* [Source data]
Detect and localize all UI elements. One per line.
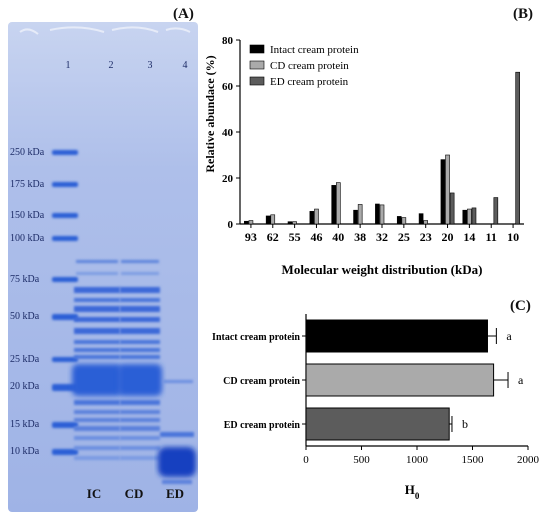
- marker-label-75: 75 kDa: [10, 274, 40, 285]
- chart-b-xtick-label: 10: [507, 230, 519, 244]
- chart-b-ytick-label: 40: [222, 127, 234, 139]
- chart-b-bar-cd: [270, 214, 276, 225]
- chart-c-category-label: CD cream protein: [223, 376, 300, 387]
- chart-b-bar-intact: [287, 221, 293, 225]
- chart-b-xtick-label: 38: [354, 230, 366, 244]
- lane-number-4: 4: [183, 60, 188, 71]
- marker-label-15: 15 kDa: [10, 419, 40, 430]
- chart-b-legend-label: Intact cream protein: [270, 44, 359, 56]
- lane-label-ic: IC: [87, 486, 101, 501]
- chart-c-xlabel-sub: 0: [415, 491, 420, 501]
- chart-c-xlabel-main: H: [405, 482, 415, 497]
- chart-b-bar-cd: [423, 220, 428, 225]
- chart-c-bar: [305, 319, 488, 353]
- chart-b-bar-cd: [467, 208, 472, 225]
- chart-b-legend-label: CD cream protein: [270, 60, 349, 72]
- panel-b-label: (B): [513, 6, 533, 22]
- lane-number-2: 2: [109, 60, 114, 71]
- chart-b-bar-intact: [353, 209, 358, 225]
- chart-b-xtick-label: 25: [398, 230, 410, 244]
- marker-label-100: 100 kDa: [10, 233, 45, 244]
- chart-b-bar-cd: [379, 204, 385, 225]
- chart-b-xtick-label: 20: [442, 230, 454, 244]
- panel-c-label: (C): [510, 298, 531, 314]
- chart-b-bar-ed: [493, 197, 499, 225]
- marker-label-175: 175 kDa: [10, 179, 45, 190]
- lane-number-1: 1: [66, 60, 71, 71]
- panel-a-label: (A): [173, 6, 194, 22]
- lane-number-3: 3: [148, 60, 153, 71]
- chart-b-bar-intact: [396, 216, 402, 225]
- chart-b-ylabel: Relative abundace (%): [203, 55, 217, 172]
- chart-b-bar-intact: [309, 211, 315, 225]
- marker-label-10: 10 kDa: [10, 446, 40, 457]
- chart-b-ytick-label: 80: [222, 35, 234, 47]
- chart-b-bar-cd: [401, 217, 407, 225]
- chart-c-xtick-label: 1500: [462, 454, 485, 466]
- chart-c-category-label: ED cream protein: [224, 420, 301, 431]
- chart-c-xtick-label: 500: [353, 454, 370, 466]
- marker-label-20: 20 kDa: [10, 381, 40, 392]
- chart-b-bar-ed: [471, 207, 477, 225]
- chart-b-bar-intact: [418, 213, 424, 225]
- chart-b-bar-cd: [314, 208, 319, 225]
- chart-b-xtick-label: 62: [267, 230, 279, 244]
- chart-c-significance-label: b: [462, 417, 468, 431]
- marker-label-50: 50 kDa: [10, 311, 40, 322]
- chart-b-bar-intact: [265, 215, 271, 225]
- chart-b-xtick-label: 32: [376, 230, 388, 244]
- chart-b-bar-intact: [462, 209, 468, 225]
- chart-b-ytick-label: 20: [222, 173, 234, 185]
- chart-b-bar-cd: [445, 154, 450, 225]
- chart-c-significance-label: a: [518, 373, 524, 387]
- chart-b-bar-intact: [440, 159, 446, 225]
- lane-cd: [118, 260, 162, 460]
- chart-b-ytick-label: 60: [222, 81, 234, 93]
- gel-wells: [19, 26, 191, 35]
- chart-c-bar: [305, 407, 450, 441]
- chart-b-legend-swatch: [249, 44, 265, 54]
- chart-b-bar-cd: [336, 182, 341, 225]
- chart-b-xtick-label: 11: [486, 230, 497, 244]
- lane-label-ed: ED: [166, 486, 184, 501]
- chart-b-xtick-label: 23: [420, 230, 432, 244]
- chart-b-bar-cd: [292, 221, 297, 225]
- chart-c-significance-label: a: [506, 329, 512, 343]
- chart-c-category-label: Intact cream protein: [212, 332, 300, 343]
- chart-b-xtick-label: 46: [310, 230, 322, 244]
- chart-c-xtick-label: 1000: [406, 454, 429, 466]
- lane-ic: [72, 260, 122, 460]
- chart-b-bar-ed: [515, 71, 520, 225]
- chart-c: 0 500 1000 1500 2000 Intact cream protein a CD …: [212, 314, 540, 501]
- chart-b: 0 20 40 60 80 93 62 55 46 40 38 32 25 23 20 14 11 10 Intac…: [203, 35, 524, 277]
- chart-b-xlabel: Molecular weight distribution (kDa): [282, 262, 483, 277]
- marker-label-150: 150 kDa: [10, 210, 45, 221]
- chart-b-legend-label: ED cream protein: [270, 76, 349, 88]
- lane-label-cd: CD: [125, 486, 144, 501]
- chart-b-xtick-label: 40: [332, 230, 344, 244]
- chart-c-xtick-label: 2000: [517, 454, 540, 466]
- chart-c-xlabel: H0: [405, 482, 420, 501]
- chart-b-bar-cd: [357, 204, 363, 225]
- chart-b-xtick-label: 55: [289, 230, 301, 244]
- marker-lane: [52, 150, 78, 455]
- chart-b-ytick-label: 0: [228, 219, 234, 231]
- marker-label-25: 25 kDa: [10, 354, 40, 365]
- chart-b-xtick-label: 14: [463, 230, 475, 244]
- chart-b-bar-intact: [331, 185, 337, 225]
- chart-b-xtick-label: 93: [245, 230, 257, 244]
- chart-b-bar-intact: [244, 220, 249, 225]
- chart-b-legend-swatch: [249, 76, 265, 86]
- chart-b-bar-ed: [449, 192, 455, 225]
- sds-page-gel: 1 2 3 4 250 kDa 175 kDa 150 kDa 100 kDa …: [8, 22, 198, 512]
- chart-c-xtick-label: 0: [303, 454, 309, 466]
- chart-b-bar-cd: [248, 220, 254, 225]
- chart-b-bar-intact: [375, 203, 380, 225]
- lane-ed: [158, 380, 196, 484]
- chart-c-bar: [305, 363, 495, 397]
- chart-b-legend-swatch: [249, 60, 265, 70]
- marker-label-250: 250 kDa: [10, 147, 45, 158]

* [What the task requires] Return each record above as it stands. Pictures stay out.

* [Your response]
Detect and localize all UI elements. One per line.
- marker-label-75: 75 kDa: [10, 274, 40, 285]
- chart-b-xtick-label: 10: [507, 230, 519, 244]
- chart-b-ytick-label: 40: [222, 127, 234, 139]
- chart-b-bar-cd: [270, 214, 276, 225]
- chart-c-category-label: CD cream protein: [223, 376, 300, 387]
- chart-b-bar-intact: [287, 221, 293, 225]
- chart-b-xtick-label: 38: [354, 230, 366, 244]
- lane-number-4: 4: [183, 60, 188, 71]
- marker-label-15: 15 kDa: [10, 419, 40, 430]
- chart-b-legend-label: Intact cream protein: [270, 44, 359, 56]
- lane-label-ic: IC: [87, 486, 101, 501]
- chart-c-xlabel-sub: 0: [415, 491, 420, 501]
- chart-c-xlabel-main: H: [405, 482, 415, 497]
- chart-b-bar-cd: [423, 220, 428, 225]
- chart-c-bar: [305, 319, 488, 353]
- chart-b-bar-cd: [467, 208, 472, 225]
- chart-b-legend-label: CD cream protein: [270, 60, 349, 72]
- panel-b-label: (B): [513, 6, 533, 22]
- lane-number-2: 2: [109, 60, 114, 71]
- chart-b-bar-intact: [353, 209, 358, 225]
- chart-b-xtick-label: 25: [398, 230, 410, 244]
- marker-label-100: 100 kDa: [10, 233, 45, 244]
- chart-b-bar-cd: [379, 204, 385, 225]
- chart-b-xtick-label: 20: [442, 230, 454, 244]
- panel-c-label: (C): [510, 298, 531, 314]
- chart-b-bar-ed: [493, 197, 499, 225]
- marker-label-175: 175 kDa: [10, 179, 45, 190]
- lane-number-1: 1: [66, 60, 71, 71]
- panel-a-label: (A): [173, 6, 194, 22]
- lane-number-3: 3: [148, 60, 153, 71]
- chart-b-bar-intact: [396, 216, 402, 225]
- chart-b-ylabel: Relative abundace (%): [203, 55, 217, 172]
- chart-b-bar-intact: [309, 211, 315, 225]
- marker-label-10: 10 kDa: [10, 446, 40, 457]
- chart-b-ytick-label: 80: [222, 35, 234, 47]
- chart-b-bar-cd: [401, 217, 407, 225]
- chart-c-xtick-label: 1500: [462, 454, 485, 466]
- chart-c-category-label: ED cream protein: [224, 420, 301, 431]
- chart-c-xtick-label: 500: [353, 454, 370, 466]
- marker-label-20: 20 kDa: [10, 381, 40, 392]
- chart-b-bar-ed: [471, 207, 477, 225]
- chart-b-bar-intact: [418, 213, 424, 225]
- chart-b-bar-cd: [314, 208, 319, 225]
- chart-b-xtick-label: 62: [267, 230, 279, 244]
- chart-c-significance-label: b: [462, 417, 468, 431]
- marker-label-50: 50 kDa: [10, 311, 40, 322]
- chart-b-bar-intact: [265, 215, 271, 225]
- chart-b-xtick-label: 32: [376, 230, 388, 244]
- chart-b-bar-intact: [462, 209, 468, 225]
- chart-b-ytick-label: 20: [222, 173, 234, 185]
- chart-b-bar-cd: [445, 154, 450, 225]
- chart-c-significance-label: a: [518, 373, 524, 387]
- chart-b-bar-intact: [440, 159, 446, 225]
- lane-cd: [118, 260, 162, 460]
- chart-b-ytick-label: 60: [222, 81, 234, 93]
- gel-wells: [19, 26, 191, 35]
- chart-c-bar: [305, 407, 450, 441]
- chart-b-legend-swatch: [249, 44, 265, 54]
- chart-b-bar-cd: [336, 182, 341, 225]
- chart-b-xtick-label: 11: [486, 230, 497, 244]
- lane-label-ed: ED: [166, 486, 184, 501]
- chart-b-xtick-label: 23: [420, 230, 432, 244]
- chart-b-bar-cd: [292, 221, 297, 225]
- chart-c-significance-label: a: [506, 329, 512, 343]
- chart-c-category-label: Intact cream protein: [212, 332, 300, 343]
- chart-b-xtick-label: 46: [310, 230, 322, 244]
- chart-c-xtick-label: 1000: [406, 454, 429, 466]
- lane-ic: [72, 260, 122, 460]
- chart-b-bar-ed: [515, 71, 520, 225]
- chart-c: 0 500 1000 1500 2000 Intact cream protein a CD …: [212, 314, 540, 501]
- chart-b: 0 20 40 60 80 93 62 55 46 40 38 32 25 23 20 14 11 10 Intac…: [203, 35, 524, 277]
- chart-b-xlabel: Molecular weight distribution (kDa): [282, 262, 483, 277]
- marker-label-150: 150 kDa: [10, 210, 45, 221]
- chart-b-legend-label: ED cream protein: [270, 76, 349, 88]
- lane-label-cd: CD: [125, 486, 144, 501]
- chart-b-xtick-label: 40: [332, 230, 344, 244]
- chart-c-xtick-label: 2000: [517, 454, 540, 466]
- chart-c-xlabel: H0: [405, 482, 420, 501]
- chart-b-bar-cd: [357, 204, 363, 225]
- chart-b-xtick-label: 55: [289, 230, 301, 244]
- marker-lane: [52, 150, 78, 455]
- chart-b-ytick-label: 0: [228, 219, 234, 231]
- marker-label-25: 25 kDa: [10, 354, 40, 365]
- chart-b-xtick-label: 14: [463, 230, 475, 244]
- chart-b-bar-intact: [331, 185, 337, 225]
- chart-b-xtick-label: 93: [245, 230, 257, 244]
- chart-b-bar-intact: [244, 220, 249, 225]
- chart-b-legend-swatch: [249, 76, 265, 86]
- chart-b-bar-ed: [449, 192, 455, 225]
- sds-page-gel: 1 2 3 4 250 kDa 175 kDa 150 kDa 100 kDa …: [8, 22, 198, 512]
- chart-c-xtick-label: 0: [303, 454, 309, 466]
- chart-b-bar-cd: [248, 220, 254, 225]
- chart-b-bar-intact: [375, 203, 380, 225]
- lane-ed: [158, 380, 196, 484]
- chart-c-bar: [305, 363, 495, 397]
- chart-b-legend-swatch: [249, 60, 265, 70]
- marker-label-250: 250 kDa: [10, 147, 45, 158]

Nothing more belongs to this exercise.